TASK BRIEF:
From the entries below, copy every line where the string "Heffner" appears.

ROWS:
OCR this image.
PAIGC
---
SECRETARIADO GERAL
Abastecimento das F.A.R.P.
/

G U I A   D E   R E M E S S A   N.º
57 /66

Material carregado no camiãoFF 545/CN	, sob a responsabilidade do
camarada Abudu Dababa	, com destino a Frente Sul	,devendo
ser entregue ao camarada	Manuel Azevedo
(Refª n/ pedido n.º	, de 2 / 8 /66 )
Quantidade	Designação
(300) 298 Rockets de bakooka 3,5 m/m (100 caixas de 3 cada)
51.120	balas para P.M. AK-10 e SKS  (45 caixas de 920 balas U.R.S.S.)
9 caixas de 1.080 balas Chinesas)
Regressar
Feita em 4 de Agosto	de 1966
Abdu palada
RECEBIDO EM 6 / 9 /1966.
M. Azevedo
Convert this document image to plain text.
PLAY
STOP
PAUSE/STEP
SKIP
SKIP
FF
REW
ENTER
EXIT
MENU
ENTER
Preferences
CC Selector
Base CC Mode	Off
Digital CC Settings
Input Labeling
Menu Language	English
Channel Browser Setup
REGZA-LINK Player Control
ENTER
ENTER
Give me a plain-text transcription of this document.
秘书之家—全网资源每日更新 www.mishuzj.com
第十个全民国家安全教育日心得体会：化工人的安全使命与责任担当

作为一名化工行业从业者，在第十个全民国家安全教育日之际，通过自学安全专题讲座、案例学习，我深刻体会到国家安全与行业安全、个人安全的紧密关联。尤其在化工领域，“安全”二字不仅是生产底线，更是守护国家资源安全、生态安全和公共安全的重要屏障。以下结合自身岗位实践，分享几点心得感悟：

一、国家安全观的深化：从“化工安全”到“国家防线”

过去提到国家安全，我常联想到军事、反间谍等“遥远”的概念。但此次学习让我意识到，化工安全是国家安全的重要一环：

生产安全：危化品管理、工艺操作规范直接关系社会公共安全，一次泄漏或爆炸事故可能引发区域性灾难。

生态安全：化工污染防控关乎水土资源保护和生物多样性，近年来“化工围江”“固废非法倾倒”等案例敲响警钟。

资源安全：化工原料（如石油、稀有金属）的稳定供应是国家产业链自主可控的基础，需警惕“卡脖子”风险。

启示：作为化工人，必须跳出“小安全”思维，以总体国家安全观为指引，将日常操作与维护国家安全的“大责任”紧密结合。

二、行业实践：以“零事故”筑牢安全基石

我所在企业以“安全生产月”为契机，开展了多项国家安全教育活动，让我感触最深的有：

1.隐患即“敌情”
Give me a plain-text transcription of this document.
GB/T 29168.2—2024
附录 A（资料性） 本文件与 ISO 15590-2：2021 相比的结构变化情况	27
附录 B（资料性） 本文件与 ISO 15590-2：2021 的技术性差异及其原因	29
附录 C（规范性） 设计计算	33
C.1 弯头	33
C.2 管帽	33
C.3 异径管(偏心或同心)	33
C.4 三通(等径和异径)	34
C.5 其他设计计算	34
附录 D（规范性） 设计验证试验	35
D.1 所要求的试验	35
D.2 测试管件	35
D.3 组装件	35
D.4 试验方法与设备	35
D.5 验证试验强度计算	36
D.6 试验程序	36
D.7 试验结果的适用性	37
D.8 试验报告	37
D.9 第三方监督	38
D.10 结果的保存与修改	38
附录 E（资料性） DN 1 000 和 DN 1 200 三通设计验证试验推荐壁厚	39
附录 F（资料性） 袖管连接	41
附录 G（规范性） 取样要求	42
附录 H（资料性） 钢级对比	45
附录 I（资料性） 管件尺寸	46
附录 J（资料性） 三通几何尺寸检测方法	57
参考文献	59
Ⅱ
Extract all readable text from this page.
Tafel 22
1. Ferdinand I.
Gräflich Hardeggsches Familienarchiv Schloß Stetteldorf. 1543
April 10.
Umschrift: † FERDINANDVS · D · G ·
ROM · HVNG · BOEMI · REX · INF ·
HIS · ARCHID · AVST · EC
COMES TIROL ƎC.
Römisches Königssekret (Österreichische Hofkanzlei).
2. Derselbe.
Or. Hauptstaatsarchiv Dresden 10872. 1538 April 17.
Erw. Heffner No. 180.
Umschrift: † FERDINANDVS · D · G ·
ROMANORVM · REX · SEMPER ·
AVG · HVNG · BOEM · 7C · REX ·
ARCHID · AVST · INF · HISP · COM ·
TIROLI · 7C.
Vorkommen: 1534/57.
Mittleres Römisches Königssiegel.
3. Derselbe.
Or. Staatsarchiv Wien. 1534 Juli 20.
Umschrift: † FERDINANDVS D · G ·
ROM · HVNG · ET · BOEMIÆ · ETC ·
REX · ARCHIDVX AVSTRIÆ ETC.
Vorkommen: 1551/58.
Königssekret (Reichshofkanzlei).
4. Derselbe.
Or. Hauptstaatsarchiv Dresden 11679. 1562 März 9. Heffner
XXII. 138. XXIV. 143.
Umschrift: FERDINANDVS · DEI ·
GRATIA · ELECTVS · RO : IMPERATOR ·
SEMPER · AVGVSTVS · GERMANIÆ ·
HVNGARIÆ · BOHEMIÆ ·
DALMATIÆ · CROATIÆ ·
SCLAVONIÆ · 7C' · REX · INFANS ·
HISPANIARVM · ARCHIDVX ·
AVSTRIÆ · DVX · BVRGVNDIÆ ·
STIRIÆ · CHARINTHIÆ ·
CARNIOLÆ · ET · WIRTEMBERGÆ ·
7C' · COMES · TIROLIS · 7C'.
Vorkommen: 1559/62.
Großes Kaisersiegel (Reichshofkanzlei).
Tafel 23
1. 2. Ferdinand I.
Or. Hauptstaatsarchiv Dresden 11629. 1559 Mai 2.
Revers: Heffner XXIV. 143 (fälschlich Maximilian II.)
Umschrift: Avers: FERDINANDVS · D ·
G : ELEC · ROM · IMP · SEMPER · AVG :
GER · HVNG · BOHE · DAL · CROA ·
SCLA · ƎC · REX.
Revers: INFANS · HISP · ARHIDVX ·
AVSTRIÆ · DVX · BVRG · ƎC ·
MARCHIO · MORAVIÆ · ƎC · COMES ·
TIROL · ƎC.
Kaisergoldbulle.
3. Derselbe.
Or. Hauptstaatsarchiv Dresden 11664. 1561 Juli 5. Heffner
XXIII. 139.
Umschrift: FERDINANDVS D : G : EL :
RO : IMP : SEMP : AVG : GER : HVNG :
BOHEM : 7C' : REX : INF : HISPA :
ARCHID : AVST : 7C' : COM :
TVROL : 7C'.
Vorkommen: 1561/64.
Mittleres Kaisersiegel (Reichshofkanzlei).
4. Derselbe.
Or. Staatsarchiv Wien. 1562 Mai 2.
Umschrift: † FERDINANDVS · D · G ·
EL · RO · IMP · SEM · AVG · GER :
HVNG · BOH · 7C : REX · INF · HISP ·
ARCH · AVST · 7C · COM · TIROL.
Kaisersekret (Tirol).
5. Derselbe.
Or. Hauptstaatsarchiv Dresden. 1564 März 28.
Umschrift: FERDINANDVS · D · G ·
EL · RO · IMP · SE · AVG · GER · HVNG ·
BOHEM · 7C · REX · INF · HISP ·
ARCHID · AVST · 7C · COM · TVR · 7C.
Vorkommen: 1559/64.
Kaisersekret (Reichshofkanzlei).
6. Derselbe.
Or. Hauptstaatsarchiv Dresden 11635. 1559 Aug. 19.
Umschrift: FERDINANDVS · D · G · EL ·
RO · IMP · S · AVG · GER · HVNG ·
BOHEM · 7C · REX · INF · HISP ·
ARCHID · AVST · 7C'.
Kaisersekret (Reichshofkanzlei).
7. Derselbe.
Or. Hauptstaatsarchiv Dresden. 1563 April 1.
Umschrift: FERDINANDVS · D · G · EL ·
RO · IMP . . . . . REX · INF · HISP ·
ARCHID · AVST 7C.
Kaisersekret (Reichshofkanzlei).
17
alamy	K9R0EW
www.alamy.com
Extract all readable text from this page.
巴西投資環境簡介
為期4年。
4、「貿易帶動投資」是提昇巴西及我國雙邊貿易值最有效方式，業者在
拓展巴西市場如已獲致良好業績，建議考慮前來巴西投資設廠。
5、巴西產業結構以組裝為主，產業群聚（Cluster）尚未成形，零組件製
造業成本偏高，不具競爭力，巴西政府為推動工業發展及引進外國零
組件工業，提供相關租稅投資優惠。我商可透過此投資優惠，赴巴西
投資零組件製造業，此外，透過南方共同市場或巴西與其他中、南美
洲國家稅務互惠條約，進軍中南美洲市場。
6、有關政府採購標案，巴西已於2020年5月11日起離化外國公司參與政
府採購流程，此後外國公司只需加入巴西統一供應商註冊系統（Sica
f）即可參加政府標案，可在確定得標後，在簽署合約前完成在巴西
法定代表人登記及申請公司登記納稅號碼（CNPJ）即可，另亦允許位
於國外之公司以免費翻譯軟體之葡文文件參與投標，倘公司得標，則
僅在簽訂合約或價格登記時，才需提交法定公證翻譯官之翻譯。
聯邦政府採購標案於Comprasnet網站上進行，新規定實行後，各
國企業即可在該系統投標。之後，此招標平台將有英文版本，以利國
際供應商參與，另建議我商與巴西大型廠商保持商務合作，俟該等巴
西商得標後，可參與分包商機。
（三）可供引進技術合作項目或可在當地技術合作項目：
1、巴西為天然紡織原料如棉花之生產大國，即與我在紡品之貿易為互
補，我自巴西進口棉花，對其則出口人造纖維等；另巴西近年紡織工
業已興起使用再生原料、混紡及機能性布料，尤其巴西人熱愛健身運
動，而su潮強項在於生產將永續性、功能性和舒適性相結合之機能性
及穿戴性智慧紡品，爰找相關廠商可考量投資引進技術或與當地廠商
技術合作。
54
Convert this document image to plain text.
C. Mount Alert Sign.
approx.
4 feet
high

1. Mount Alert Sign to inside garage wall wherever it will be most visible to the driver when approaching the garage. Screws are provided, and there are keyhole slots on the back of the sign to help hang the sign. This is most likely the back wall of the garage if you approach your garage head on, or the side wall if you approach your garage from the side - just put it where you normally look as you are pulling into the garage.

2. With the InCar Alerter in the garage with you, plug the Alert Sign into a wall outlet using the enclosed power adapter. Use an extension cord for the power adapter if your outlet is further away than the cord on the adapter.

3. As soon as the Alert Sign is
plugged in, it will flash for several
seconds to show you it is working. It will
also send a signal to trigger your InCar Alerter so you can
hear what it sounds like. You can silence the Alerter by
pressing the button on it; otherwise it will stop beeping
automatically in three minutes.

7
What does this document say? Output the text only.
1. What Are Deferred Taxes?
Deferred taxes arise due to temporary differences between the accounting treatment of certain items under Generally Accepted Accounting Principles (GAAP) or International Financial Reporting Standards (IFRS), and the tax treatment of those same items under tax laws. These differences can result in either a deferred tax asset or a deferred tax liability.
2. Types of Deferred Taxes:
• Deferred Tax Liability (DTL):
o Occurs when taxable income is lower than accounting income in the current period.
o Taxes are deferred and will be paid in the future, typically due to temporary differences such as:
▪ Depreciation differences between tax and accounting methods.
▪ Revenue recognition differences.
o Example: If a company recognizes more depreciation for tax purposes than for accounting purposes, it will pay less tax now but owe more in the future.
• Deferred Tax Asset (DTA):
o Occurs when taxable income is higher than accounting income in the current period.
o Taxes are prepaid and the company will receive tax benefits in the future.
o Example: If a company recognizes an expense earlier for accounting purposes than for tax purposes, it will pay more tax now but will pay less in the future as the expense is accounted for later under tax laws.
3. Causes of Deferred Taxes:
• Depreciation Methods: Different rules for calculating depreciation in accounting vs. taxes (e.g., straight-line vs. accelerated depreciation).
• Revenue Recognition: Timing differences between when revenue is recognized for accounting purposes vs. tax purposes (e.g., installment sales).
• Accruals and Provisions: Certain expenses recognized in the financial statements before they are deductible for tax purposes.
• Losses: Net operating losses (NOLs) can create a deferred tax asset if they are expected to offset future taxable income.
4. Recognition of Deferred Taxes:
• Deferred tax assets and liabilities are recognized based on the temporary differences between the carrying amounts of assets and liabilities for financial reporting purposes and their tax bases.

FINISHED EXERCISE:
Erw. Heffner No. 180.
Or. Hauptstaatsarchiv Dresden 11679. 1562 März 9. Heffner
Revers: Heffner XXIV. 143 (fälschlich Maximilian II.)
Or. Hauptstaatsarchiv Dresden 11664. 1561 Juli 5. Heffner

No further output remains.